_Problem to solve_: Transcribe all of the material exactly, except for its pictures.

_Rows_:

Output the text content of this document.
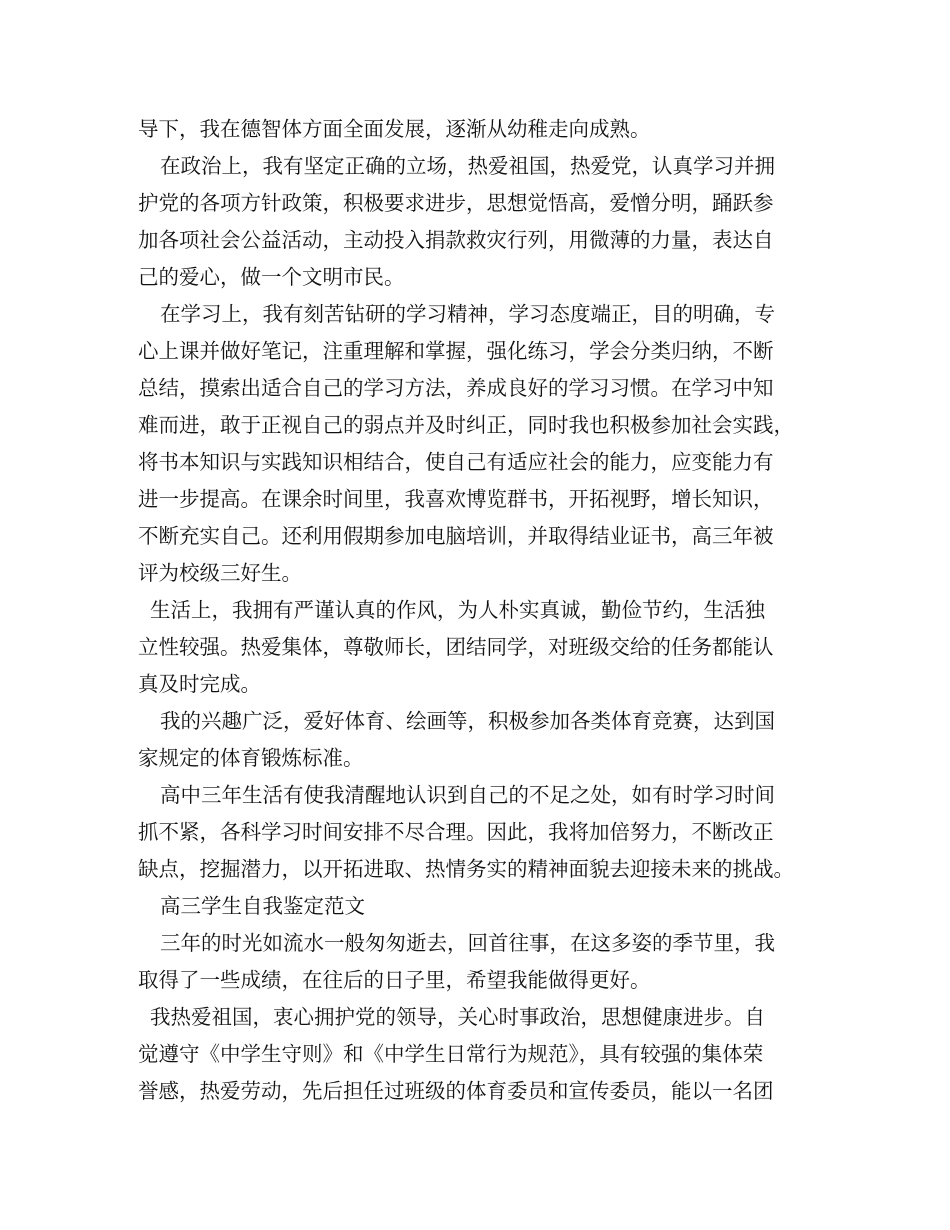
导下，我在德智体方面全面发展，逐渐从幼稚走向成熟。
在政治上，我有坚定正确的立场，热爱祖国，热爱党，认真学习并拥
护党的各项方针政策，积极要求进步，思想觉悟高，爱憎分明，踊跃参
加各项社会公益活动，主动投入捐款救灾行列，用微薄的力量，表达自
己的爱心，做一个文明市民。
在学习上，我有刻苦钻研的学习精神，学习态度端正，目的明确，专
心上课并做好笔记，注重理解和掌握，强化练习，学会分类归纳，不断
总结，摸索出适合自己的学习方法，养成良好的学习习惯。在学习中知
难而进，敢于正视自己的弱点并及时纠正，同时我也积极参加社会实践，
将书本知识与实践知识相结合，使自己有适应社会的能力，应变能力有
进一步提高。在课余时间里，我喜欢博览群书，开拓视野，增长知识，
不断充实自己。还利用假期参加电脑培训，并取得结业证书，高三年被
评为校级三好生。
生活上，我拥有严谨认真的作风，为人朴实真诚，勤俭节约，生活独
立性较强。热爱集体，尊敬师长，团结同学，对班级交给的任务都能认
真及时完成。
我的兴趣广泛，爱好体育、绘画等，积极参加各类体育竞赛，达到国
家规定的体育锻炼标准。
高中三年生活有使我清醒地认识到自己的不足之处，如有时学习时间
抓不紧，各科学习时间安排不尽合理。因此，我将加倍努力，不断改正
缺点，挖掘潜力，以开拓进取、热情务实的精神面貌去迎接未来的挑战。
高三学生自我鉴定范文
三年的时光如流水一般匆匆逝去，回首往事，在这多姿的季节里，我
取得了一些成绩，在往后的日子里，希望我能做得更好。
我热爱祖国，衷心拥护党的领导，关心时事政治，思想健康进步。自
觉遵守《中学生守则》和《中学生日常行为规范》，具有较强的集体荣
誉感，热爱劳动，先后担任过班级的体育委员和宣传委员，能以一名团
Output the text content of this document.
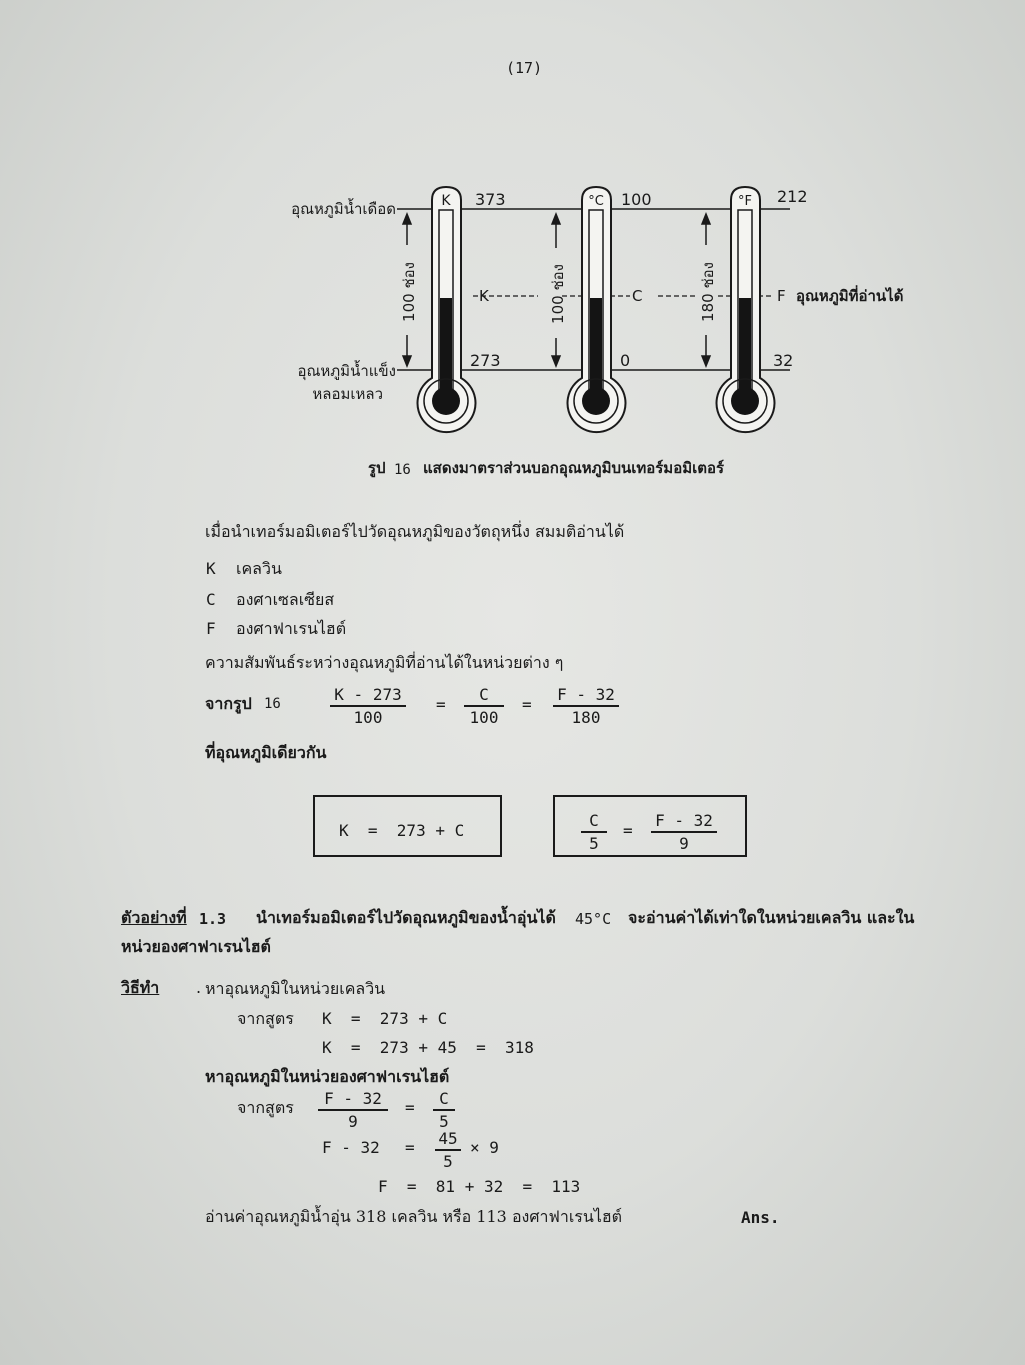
(17)
100 ช่อง	100 ช่อง	180 ช่อง
K	°C	°F
373
273
100
0
212
32
K	C	F อุณหภูมิที่อ่านได้
อุณหภูมิน้ำเดือด
อุณหภูมิน้ำแข็ง
หลอมเหลว
รูป 16 แสดงมาตราส่วนบอกอุณหภูมิบนเทอร์มอมิเตอร์
เมื่อนำเทอร์มอมิเตอร์ไปวัดอุณหภูมิของวัตถุหนึ่ง สมมติอ่านได้
K เคลวิน
C องศาเซลเซียส
F องศาฟาเรนไฮต์
ความสัมพันธ์ระหว่างอุณหภูมิที่อ่านได้ในหน่วยต่าง ๆ
จากรูป 16	$\frac{K - 273}{100} = \frac{C}{100} = \frac{F - 32}{180}$
ที่อุณหภูมิเดียวกัน
K  =  273 + C	$\frac{C}{5} = \frac{F - 32}{9}$
ตัวอย่างที่ 1.3 นำเทอร์มอมิเตอร์ไปวัดอุณหภูมิของน้ำอุ่นได้ 45°C จะอ่านค่าได้เท่าใดในหน่วยเคลวิน และใน
หน่วยองศาฟาเรนไฮต์
วิธีทำ . หาอุณหภูมิในหน่วยเคลวิน
จากสูตร K  =  273 + C
K  =  273 + 45  =  318
หาอุณหภูมิในหน่วยองศาฟาเรนไฮต์
จากสูตร $\frac{F - 32}{9} = \frac{C}{5}$
$F - 32 = \frac{45}{5} \times 9$
F  =  81 + 32  =  113
อ่านค่าอุณหภูมิน้ำอุ่น 318 เคลวิน หรือ 113 องศาฟาเรนไฮต์	Ans.
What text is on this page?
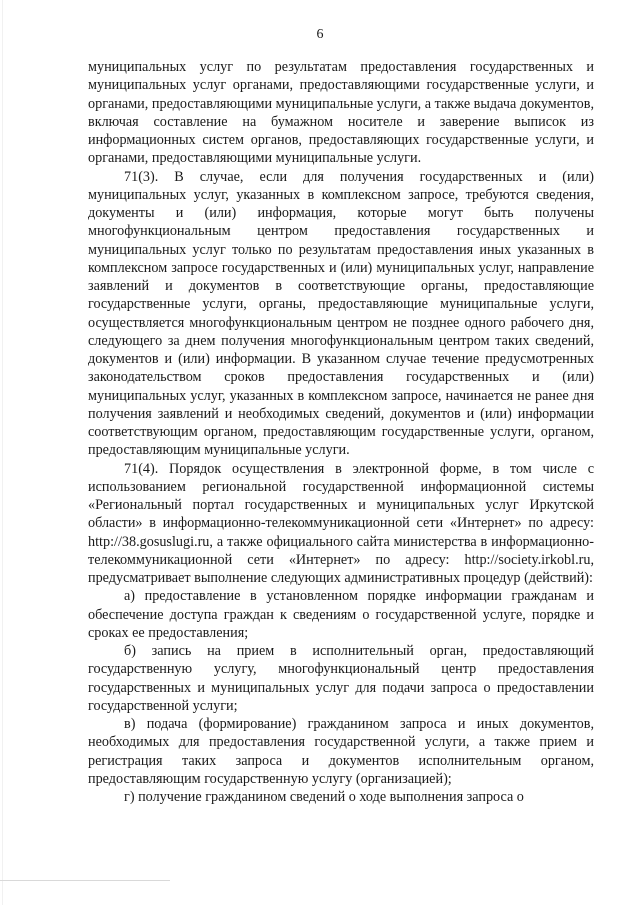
6

муниципальных услуг по результатам предоставления государственных и муниципальных услуг органами, предоставляющими государственные услуги, и органами, предоставляющими муниципальные услуги, а также выдача документов, включая составление на бумажном носителе и заверение выписок из информационных систем органов, предоставляющих государственные услуги, и органами, предоставляющими муниципальные услуги.

71(3). В случае, если для получения государственных и (или) муниципальных услуг, указанных в комплексном запросе, требуются сведения, документы и (или) информация, которые могут быть получены многофункциональным центром предоставления государственных и муниципальных услуг только по результатам предоставления иных указанных в комплексном запросе государственных и (или) муниципальных услуг, направление заявлений и документов в соответствующие органы, предоставляющие государственные услуги, органы, предоставляющие муниципальные услуги, осуществляется многофункциональным центром не позднее одного рабочего дня, следующего за днем получения многофункциональным центром таких сведений, документов и (или) информации. В указанном случае течение предусмотренных законодательством сроков предоставления государственных и (или) муниципальных услуг, указанных в комплексном запросе, начинается не ранее дня получения заявлений и необходимых сведений, документов и (или) информации соответствующим органом, предоставляющим государственные услуги, органом, предоставляющим муниципальные услуги.

71(4). Порядок осуществления в электронной форме, в том числе с использованием региональной государственной информационной системы «Региональный портал государственных и муниципальных услуг Иркутской области» в информационно-телекоммуникационной сети «Интернет» по адресу: http://38.gosuslugi.ru, а также официального сайта министерства в информационно-телекоммуникационной сети «Интернет» по адресу: http://society.irkobl.ru, предусматривает выполнение следующих административных процедур (действий):

а) предоставление в установленном порядке информации гражданам и обеспечение доступа граждан к сведениям о государственной услуге, порядке и сроках ее предоставления;

б) запись на прием в исполнительный орган, предоставляющий государственную услугу, многофункциональный центр предоставления государственных и муниципальных услуг для подачи запроса о предоставлении государственной услуги;

в) подача (формирование) гражданином запроса и иных документов, необходимых для предоставления государственной услуги, а также прием и регистрация таких запроса и документов исполнительным органом, предоставляющим государственную услугу (организацией);

г) получение гражданином сведений о ходе выполнения запроса о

_Answer to this exercise_:
Output the text content of this document.
导下，我在德智体方面全面发展，逐渐从幼稚走向成熟。
在政治上，我有坚定正确的立场，热爱祖国，热爱党，认真学习并拥
护党的各项方针政策，积极要求进步，思想觉悟高，爱憎分明，踊跃参
加各项社会公益活动，主动投入捐款救灾行列，用微薄的力量，表达自
己的爱心，做一个文明市民。
在学习上，我有刻苦钻研的学习精神，学习态度端正，目的明确，专
心上课并做好笔记，注重理解和掌握，强化练习，学会分类归纳，不断
总结，摸索出适合自己的学习方法，养成良好的学习习惯。在学习中知
难而进，敢于正视自己的弱点并及时纠正，同时我也积极参加社会实践，
将书本知识与实践知识相结合，使自己有适应社会的能力，应变能力有
进一步提高。在课余时间里，我喜欢博览群书，开拓视野，增长知识，
不断充实自己。还利用假期参加电脑培训，并取得结业证书，高三年被
评为校级三好生。
生活上，我拥有严谨认真的作风，为人朴实真诚，勤俭节约，生活独
立性较强。热爱集体，尊敬师长，团结同学，对班级交给的任务都能认
真及时完成。
我的兴趣广泛，爱好体育、绘画等，积极参加各类体育竞赛，达到国
家规定的体育锻炼标准。
高中三年生活有使我清醒地认识到自己的不足之处，如有时学习时间
抓不紧，各科学习时间安排不尽合理。因此，我将加倍努力，不断改正
缺点，挖掘潜力，以开拓进取、热情务实的精神面貌去迎接未来的挑战。
高三学生自我鉴定范文
三年的时光如流水一般匆匆逝去，回首往事，在这多姿的季节里，我
取得了一些成绩，在往后的日子里，希望我能做得更好。
我热爱祖国，衷心拥护党的领导，关心时事政治，思想健康进步。自
觉遵守《中学生守则》和《中学生日常行为规范》，具有较强的集体荣
誉感，热爱劳动，先后担任过班级的体育委员和宣传委员，能以一名团
Output the text content of this document.
(17)
100 ช่อง	100 ช่อง	180 ช่อง
K	°C	°F
373
273
100
0
212
32
K	C	F อุณหภูมิที่อ่านได้
อุณหภูมิน้ำเดือด
อุณหภูมิน้ำแข็ง
หลอมเหลว
รูป 16 แสดงมาตราส่วนบอกอุณหภูมิบนเทอร์มอมิเตอร์
เมื่อนำเทอร์มอมิเตอร์ไปวัดอุณหภูมิของวัตถุหนึ่ง สมมติอ่านได้
K เคลวิน
C องศาเซลเซียส
F องศาฟาเรนไฮต์
ความสัมพันธ์ระหว่างอุณหภูมิที่อ่านได้ในหน่วยต่าง ๆ
จากรูป 16	$\frac{K - 273}{100} = \frac{C}{100} = \frac{F - 32}{180}$
ที่อุณหภูมิเดียวกัน
K  =  273 + C	$\frac{C}{5} = \frac{F - 32}{9}$
ตัวอย่างที่ 1.3 นำเทอร์มอมิเตอร์ไปวัดอุณหภูมิของน้ำอุ่นได้ 45°C จะอ่านค่าได้เท่าใดในหน่วยเคลวิน และใน
หน่วยองศาฟาเรนไฮต์
วิธีทำ . หาอุณหภูมิในหน่วยเคลวิน
จากสูตร K  =  273 + C
K  =  273 + 45  =  318
หาอุณหภูมิในหน่วยองศาฟาเรนไฮต์
จากสูตร $\frac{F - 32}{9} = \frac{C}{5}$
$F - 32 = \frac{45}{5} \times 9$
F  =  81 + 32  =  113
อ่านค่าอุณหภูมิน้ำอุ่น 318 เคลวิน หรือ 113 องศาฟาเรนไฮต์	Ans.
What text is on this page?
6

муниципальных услуг по результатам предоставления государственных и муниципальных услуг органами, предоставляющими государственные услуги, и органами, предоставляющими муниципальные услуги, а также выдача документов, включая составление на бумажном носителе и заверение выписок из информационных систем органов, предоставляющих государственные услуги, и органами, предоставляющими муниципальные услуги.

71(3). В случае, если для получения государственных и (или) муниципальных услуг, указанных в комплексном запросе, требуются сведения, документы и (или) информация, которые могут быть получены многофункциональным центром предоставления государственных и муниципальных услуг только по результатам предоставления иных указанных в комплексном запросе государственных и (или) муниципальных услуг, направление заявлений и документов в соответствующие органы, предоставляющие государственные услуги, органы, предоставляющие муниципальные услуги, осуществляется многофункциональным центром не позднее одного рабочего дня, следующего за днем получения многофункциональным центром таких сведений, документов и (или) информации. В указанном случае течение предусмотренных законодательством сроков предоставления государственных и (или) муниципальных услуг, указанных в комплексном запросе, начинается не ранее дня получения заявлений и необходимых сведений, документов и (или) информации соответствующим органом, предоставляющим государственные услуги, органом, предоставляющим муниципальные услуги.

71(4). Порядок осуществления в электронной форме, в том числе с использованием региональной государственной информационной системы «Региональный портал государственных и муниципальных услуг Иркутской области» в информационно-телекоммуникационной сети «Интернет» по адресу: http://38.gosuslugi.ru, а также официального сайта министерства в информационно-телекоммуникационной сети «Интернет» по адресу: http://society.irkobl.ru, предусматривает выполнение следующих административных процедур (действий):

а) предоставление в установленном порядке информации гражданам и обеспечение доступа граждан к сведениям о государственной услуге, порядке и сроках ее предоставления;

б) запись на прием в исполнительный орган, предоставляющий государственную услугу, многофункциональный центр предоставления государственных и муниципальных услуг для подачи запроса о предоставлении государственной услуги;

в) подача (формирование) гражданином запроса и иных документов, необходимых для предоставления государственной услуги, а также прием и регистрация таких запроса и документов исполнительным органом, предоставляющим государственную услугу (организацией);

г) получение гражданином сведений о ходе выполнения запроса о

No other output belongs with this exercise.